## Begin Information provided

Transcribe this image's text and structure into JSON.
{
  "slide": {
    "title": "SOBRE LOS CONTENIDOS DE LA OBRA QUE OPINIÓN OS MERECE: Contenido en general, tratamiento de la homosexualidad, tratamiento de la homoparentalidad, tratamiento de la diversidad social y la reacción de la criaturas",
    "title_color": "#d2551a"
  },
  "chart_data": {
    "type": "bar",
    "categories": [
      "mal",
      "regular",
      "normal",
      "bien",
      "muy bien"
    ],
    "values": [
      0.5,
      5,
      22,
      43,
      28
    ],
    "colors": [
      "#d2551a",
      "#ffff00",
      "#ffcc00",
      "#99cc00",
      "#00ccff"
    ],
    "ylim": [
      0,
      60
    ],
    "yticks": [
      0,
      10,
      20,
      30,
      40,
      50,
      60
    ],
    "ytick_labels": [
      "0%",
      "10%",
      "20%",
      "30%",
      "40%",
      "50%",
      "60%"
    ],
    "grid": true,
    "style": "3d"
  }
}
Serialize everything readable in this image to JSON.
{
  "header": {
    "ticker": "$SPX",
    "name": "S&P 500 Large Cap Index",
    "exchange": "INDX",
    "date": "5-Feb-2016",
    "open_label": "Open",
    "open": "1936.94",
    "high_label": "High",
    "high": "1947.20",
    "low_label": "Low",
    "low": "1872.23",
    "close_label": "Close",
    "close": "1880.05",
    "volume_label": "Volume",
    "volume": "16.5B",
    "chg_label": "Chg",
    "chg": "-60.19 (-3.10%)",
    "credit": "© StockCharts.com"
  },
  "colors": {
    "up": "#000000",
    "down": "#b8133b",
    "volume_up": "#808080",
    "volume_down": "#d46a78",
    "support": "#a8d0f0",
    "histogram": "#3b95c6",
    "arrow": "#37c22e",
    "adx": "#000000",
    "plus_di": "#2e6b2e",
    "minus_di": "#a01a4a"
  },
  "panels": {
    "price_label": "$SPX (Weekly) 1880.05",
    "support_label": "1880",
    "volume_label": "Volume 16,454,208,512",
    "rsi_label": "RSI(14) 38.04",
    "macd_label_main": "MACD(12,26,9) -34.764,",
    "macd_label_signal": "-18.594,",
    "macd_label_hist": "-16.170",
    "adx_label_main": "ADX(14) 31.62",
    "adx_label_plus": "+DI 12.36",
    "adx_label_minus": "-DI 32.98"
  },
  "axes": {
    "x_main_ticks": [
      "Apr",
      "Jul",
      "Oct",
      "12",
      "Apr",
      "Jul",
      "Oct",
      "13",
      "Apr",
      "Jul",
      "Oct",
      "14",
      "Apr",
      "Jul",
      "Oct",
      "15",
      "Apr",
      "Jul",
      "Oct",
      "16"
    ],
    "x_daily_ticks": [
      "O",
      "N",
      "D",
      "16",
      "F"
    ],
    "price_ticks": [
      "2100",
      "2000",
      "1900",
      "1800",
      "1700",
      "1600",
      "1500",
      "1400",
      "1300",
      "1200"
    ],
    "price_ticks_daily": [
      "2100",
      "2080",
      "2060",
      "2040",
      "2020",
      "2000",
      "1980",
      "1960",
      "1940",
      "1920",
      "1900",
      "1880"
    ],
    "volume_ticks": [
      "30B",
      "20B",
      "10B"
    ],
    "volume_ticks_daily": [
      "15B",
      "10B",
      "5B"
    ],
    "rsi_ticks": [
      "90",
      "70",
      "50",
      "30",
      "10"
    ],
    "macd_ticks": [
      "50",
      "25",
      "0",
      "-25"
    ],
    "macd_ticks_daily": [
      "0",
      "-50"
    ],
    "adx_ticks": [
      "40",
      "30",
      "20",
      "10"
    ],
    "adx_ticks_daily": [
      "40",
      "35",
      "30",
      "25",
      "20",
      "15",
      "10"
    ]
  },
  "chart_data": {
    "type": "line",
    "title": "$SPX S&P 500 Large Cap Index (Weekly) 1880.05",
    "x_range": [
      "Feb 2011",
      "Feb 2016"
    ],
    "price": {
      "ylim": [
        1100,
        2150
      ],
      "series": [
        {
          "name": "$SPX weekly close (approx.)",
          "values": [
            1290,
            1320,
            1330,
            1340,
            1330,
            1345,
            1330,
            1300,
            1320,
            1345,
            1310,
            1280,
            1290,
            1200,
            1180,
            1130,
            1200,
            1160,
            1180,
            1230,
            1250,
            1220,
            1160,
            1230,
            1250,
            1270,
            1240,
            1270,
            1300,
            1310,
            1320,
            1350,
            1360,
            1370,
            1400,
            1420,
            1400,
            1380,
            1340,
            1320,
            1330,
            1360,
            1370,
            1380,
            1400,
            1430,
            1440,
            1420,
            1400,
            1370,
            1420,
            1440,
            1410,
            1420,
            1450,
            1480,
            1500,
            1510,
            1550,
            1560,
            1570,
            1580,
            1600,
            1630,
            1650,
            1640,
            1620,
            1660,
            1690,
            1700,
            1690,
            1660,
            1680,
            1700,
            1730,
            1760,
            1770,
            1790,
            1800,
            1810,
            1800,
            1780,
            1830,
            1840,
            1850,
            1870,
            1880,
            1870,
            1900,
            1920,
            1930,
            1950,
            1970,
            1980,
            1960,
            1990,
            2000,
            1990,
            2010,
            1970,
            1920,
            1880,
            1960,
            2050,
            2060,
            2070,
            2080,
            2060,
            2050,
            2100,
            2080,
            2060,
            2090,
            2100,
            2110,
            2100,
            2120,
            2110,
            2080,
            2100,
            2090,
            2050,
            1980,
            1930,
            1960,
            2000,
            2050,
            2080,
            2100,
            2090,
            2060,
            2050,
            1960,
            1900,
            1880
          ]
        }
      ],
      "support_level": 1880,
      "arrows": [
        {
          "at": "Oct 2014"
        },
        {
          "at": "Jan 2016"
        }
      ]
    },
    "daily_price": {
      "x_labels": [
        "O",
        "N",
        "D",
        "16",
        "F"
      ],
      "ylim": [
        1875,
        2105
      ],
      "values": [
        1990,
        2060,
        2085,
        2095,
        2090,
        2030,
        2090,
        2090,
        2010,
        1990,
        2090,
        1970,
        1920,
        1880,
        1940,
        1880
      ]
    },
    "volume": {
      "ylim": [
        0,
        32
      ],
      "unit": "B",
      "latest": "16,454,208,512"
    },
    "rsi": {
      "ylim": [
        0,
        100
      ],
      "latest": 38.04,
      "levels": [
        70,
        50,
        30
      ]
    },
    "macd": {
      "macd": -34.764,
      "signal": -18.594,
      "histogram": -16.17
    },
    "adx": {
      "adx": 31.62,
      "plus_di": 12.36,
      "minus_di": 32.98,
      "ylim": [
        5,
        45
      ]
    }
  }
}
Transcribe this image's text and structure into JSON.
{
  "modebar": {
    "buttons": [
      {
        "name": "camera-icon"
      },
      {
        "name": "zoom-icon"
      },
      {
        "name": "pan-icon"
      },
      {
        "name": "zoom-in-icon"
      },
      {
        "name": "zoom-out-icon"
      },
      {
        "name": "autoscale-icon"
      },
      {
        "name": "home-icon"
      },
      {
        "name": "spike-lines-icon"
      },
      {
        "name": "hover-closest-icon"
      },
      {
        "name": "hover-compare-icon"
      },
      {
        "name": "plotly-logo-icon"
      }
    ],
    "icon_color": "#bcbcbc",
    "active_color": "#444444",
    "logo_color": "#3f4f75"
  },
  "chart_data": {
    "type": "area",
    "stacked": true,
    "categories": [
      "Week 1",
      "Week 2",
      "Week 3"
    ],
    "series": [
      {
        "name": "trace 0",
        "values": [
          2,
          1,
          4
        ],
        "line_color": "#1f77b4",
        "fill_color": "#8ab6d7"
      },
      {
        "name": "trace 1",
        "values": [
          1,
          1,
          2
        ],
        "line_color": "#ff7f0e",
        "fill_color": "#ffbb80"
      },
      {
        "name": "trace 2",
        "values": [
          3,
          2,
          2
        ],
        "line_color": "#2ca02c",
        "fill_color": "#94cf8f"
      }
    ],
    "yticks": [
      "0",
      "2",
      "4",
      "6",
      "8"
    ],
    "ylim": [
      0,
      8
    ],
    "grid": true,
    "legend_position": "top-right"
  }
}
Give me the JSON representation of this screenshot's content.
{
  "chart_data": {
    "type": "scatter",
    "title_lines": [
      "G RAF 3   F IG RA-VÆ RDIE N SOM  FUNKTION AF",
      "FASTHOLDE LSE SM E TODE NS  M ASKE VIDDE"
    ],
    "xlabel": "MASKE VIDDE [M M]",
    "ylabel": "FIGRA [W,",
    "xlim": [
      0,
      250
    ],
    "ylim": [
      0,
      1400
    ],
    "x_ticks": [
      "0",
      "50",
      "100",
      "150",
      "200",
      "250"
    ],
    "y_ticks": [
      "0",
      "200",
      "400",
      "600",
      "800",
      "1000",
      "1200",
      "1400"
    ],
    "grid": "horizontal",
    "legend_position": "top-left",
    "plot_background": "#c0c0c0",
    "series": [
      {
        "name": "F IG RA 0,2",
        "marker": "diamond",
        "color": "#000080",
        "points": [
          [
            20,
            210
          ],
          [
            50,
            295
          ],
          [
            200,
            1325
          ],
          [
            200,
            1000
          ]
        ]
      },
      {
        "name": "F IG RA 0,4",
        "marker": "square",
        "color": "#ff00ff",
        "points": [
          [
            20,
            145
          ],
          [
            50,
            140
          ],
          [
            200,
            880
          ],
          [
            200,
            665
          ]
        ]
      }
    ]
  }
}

## End Information provided

> _Problem requirements_
State how many lines above include the word "trace", and nothing more.

> _Task answer_
3